AIM OF THE TASK: Go through the listing and copy each line with the string "Give".

Start of INFORMATION SHOWN

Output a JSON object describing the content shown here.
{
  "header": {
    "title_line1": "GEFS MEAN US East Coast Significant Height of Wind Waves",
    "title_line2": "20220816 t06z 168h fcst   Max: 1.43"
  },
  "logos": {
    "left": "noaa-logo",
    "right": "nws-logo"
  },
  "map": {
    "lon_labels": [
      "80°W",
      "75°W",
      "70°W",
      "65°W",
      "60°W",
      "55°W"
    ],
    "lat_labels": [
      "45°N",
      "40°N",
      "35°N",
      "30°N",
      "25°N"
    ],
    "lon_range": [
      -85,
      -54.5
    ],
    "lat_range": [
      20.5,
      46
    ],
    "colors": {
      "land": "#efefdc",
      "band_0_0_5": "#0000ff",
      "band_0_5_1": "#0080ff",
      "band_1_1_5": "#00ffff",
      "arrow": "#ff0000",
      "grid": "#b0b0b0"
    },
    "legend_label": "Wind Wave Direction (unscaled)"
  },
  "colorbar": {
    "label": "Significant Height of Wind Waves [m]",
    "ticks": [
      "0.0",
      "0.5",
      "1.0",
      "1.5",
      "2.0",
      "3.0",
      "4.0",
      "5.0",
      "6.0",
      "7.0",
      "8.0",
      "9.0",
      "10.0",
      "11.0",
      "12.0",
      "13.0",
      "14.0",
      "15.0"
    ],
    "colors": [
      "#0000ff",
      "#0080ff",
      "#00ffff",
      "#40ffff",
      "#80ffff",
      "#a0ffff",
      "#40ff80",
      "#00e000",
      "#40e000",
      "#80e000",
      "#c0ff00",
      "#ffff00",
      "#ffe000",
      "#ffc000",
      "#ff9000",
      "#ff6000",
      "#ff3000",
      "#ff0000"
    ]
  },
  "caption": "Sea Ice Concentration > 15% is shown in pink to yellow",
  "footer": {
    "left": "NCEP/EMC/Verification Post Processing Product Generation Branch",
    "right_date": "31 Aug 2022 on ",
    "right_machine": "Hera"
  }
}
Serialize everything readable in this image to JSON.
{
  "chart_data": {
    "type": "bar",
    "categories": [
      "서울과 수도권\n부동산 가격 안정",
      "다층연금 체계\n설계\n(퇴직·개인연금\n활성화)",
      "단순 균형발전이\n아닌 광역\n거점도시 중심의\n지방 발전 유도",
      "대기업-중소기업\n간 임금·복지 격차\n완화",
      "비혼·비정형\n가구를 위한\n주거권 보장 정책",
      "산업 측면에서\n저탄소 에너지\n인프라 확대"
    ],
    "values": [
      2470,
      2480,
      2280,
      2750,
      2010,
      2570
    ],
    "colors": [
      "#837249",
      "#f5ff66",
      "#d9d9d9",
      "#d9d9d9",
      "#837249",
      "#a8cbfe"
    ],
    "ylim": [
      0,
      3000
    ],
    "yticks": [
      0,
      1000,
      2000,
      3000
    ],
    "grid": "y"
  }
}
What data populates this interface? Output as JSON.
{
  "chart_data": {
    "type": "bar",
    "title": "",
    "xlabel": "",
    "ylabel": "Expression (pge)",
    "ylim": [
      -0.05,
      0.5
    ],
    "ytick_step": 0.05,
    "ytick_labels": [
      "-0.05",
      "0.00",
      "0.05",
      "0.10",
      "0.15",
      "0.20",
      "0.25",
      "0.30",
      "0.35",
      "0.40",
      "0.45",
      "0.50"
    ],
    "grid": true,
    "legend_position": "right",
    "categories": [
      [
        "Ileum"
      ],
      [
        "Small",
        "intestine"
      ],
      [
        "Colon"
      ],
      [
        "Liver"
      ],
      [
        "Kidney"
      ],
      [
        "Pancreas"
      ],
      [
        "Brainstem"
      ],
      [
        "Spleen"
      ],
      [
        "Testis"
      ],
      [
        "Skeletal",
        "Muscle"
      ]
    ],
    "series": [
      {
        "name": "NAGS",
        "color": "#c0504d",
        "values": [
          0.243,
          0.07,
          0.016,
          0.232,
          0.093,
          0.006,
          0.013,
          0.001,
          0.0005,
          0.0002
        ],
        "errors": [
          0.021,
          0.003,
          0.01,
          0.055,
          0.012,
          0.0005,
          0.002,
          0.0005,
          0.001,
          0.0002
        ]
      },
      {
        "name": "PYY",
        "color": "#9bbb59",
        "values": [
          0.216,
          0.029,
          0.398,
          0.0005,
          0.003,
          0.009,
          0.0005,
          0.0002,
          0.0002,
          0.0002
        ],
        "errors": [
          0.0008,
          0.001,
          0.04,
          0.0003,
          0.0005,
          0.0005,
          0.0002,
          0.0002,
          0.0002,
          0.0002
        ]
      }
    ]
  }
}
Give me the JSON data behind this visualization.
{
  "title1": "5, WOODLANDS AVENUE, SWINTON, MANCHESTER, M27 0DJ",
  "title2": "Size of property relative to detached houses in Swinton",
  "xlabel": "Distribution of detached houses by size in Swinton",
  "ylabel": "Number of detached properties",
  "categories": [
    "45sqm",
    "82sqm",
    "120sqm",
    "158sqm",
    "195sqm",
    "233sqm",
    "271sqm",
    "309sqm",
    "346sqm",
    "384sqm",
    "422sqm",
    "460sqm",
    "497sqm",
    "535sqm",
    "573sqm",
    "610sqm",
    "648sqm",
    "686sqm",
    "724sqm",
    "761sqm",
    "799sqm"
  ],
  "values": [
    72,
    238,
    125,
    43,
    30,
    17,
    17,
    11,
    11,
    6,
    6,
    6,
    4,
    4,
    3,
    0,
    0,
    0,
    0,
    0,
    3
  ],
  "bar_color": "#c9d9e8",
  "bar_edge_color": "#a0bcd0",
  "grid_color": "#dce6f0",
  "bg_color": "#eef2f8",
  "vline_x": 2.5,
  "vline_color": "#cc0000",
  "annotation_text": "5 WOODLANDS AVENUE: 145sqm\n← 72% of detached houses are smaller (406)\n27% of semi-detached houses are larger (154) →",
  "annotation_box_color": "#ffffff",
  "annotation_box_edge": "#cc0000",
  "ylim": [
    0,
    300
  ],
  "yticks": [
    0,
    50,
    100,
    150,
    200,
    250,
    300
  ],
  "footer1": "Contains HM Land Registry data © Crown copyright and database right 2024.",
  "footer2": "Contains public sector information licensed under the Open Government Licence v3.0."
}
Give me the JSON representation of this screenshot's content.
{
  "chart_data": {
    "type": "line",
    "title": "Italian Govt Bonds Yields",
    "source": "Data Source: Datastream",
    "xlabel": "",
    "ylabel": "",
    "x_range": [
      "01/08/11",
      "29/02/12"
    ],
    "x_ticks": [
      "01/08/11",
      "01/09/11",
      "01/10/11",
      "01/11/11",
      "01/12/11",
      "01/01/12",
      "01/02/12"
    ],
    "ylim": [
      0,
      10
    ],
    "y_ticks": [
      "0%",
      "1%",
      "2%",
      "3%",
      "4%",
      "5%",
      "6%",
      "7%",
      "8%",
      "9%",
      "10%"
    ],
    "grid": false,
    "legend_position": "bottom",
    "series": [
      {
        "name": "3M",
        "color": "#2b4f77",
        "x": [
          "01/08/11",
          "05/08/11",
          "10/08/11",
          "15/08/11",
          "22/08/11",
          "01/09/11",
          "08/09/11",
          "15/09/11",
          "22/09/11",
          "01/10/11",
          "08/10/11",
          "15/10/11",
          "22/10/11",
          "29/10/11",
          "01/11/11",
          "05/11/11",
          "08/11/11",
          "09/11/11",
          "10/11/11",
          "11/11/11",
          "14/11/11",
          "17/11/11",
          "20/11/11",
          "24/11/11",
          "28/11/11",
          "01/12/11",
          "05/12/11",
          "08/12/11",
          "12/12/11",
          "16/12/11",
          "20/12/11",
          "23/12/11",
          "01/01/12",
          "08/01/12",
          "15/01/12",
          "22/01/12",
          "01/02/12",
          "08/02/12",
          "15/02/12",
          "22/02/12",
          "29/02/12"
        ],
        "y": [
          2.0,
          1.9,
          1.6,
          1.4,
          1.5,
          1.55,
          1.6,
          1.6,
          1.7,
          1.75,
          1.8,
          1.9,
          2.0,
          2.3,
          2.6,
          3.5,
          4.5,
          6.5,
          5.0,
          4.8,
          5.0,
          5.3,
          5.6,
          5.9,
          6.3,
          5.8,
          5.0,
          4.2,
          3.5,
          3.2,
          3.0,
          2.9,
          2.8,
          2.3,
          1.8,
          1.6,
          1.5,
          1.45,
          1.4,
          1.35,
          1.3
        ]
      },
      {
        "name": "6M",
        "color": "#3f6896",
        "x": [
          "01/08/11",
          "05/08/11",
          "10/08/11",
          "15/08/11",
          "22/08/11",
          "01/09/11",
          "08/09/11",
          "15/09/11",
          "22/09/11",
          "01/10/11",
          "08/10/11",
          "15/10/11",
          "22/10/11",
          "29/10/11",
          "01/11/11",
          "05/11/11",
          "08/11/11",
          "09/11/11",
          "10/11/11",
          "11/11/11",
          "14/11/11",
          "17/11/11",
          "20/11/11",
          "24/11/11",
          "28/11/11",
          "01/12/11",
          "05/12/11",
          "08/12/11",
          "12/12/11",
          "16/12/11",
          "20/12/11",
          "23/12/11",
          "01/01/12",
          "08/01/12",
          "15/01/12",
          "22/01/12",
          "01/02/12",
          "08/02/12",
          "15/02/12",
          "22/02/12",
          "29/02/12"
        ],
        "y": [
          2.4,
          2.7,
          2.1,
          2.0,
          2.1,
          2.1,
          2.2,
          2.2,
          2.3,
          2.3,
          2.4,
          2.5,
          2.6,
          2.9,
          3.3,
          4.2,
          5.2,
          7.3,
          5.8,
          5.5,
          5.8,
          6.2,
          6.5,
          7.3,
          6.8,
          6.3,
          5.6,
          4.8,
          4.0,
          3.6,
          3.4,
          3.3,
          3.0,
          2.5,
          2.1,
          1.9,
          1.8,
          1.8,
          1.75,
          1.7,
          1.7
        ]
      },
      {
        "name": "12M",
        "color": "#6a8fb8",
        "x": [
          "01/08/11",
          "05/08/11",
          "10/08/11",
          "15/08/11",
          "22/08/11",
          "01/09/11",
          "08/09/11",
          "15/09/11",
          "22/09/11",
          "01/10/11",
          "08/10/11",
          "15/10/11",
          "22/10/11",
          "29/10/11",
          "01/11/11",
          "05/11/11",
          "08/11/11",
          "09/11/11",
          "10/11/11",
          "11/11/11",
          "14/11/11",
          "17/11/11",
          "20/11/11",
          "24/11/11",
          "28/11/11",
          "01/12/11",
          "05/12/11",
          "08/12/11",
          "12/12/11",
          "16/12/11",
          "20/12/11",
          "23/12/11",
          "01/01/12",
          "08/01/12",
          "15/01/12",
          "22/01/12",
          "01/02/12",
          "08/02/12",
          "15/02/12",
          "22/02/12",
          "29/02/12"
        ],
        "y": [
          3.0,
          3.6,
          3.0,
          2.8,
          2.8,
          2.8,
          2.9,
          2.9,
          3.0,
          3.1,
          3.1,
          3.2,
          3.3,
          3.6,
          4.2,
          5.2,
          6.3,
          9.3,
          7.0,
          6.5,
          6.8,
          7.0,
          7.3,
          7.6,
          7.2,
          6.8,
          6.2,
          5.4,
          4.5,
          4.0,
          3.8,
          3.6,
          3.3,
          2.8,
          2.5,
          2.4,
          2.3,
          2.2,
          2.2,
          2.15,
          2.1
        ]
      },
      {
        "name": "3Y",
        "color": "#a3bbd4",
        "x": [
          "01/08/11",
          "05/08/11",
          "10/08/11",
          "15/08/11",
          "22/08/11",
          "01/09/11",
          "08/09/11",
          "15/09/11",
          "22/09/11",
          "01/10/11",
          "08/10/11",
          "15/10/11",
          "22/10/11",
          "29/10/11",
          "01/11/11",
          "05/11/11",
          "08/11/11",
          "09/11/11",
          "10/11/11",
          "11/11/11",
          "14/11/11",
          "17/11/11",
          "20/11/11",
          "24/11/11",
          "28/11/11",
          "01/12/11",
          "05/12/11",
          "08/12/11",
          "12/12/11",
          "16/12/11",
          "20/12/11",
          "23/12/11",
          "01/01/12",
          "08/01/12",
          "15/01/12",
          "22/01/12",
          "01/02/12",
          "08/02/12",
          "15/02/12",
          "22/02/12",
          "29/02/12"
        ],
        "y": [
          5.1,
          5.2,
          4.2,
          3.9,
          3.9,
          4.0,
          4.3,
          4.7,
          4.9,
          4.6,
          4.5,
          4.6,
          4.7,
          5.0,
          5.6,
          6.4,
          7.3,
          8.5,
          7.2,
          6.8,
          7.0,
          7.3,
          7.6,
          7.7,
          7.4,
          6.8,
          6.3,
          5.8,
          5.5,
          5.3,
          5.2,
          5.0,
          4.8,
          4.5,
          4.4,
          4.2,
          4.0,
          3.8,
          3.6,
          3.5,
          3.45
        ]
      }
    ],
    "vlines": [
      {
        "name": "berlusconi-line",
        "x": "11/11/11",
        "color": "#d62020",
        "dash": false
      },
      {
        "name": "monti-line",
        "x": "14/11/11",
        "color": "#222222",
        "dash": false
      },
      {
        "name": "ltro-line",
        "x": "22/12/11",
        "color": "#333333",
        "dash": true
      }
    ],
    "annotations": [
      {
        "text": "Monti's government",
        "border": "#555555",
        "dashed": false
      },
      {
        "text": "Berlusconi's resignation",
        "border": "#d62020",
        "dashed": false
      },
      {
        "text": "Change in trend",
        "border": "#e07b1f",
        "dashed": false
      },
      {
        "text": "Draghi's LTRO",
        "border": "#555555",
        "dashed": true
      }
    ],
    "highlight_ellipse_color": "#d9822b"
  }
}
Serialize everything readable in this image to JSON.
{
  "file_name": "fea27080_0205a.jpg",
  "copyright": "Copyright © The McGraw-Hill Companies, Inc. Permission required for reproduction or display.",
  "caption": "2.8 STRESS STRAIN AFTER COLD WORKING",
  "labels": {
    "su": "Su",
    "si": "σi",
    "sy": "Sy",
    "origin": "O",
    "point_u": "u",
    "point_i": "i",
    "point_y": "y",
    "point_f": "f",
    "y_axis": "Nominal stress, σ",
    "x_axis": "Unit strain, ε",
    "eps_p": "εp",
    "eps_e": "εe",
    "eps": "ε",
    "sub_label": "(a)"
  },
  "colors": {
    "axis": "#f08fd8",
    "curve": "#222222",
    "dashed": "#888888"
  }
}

End of INFORMATION SHOWN

WRITTEN REPLY:
Give me the JSON data behind this visualization.
Give me the JSON representation of this screenshot's content.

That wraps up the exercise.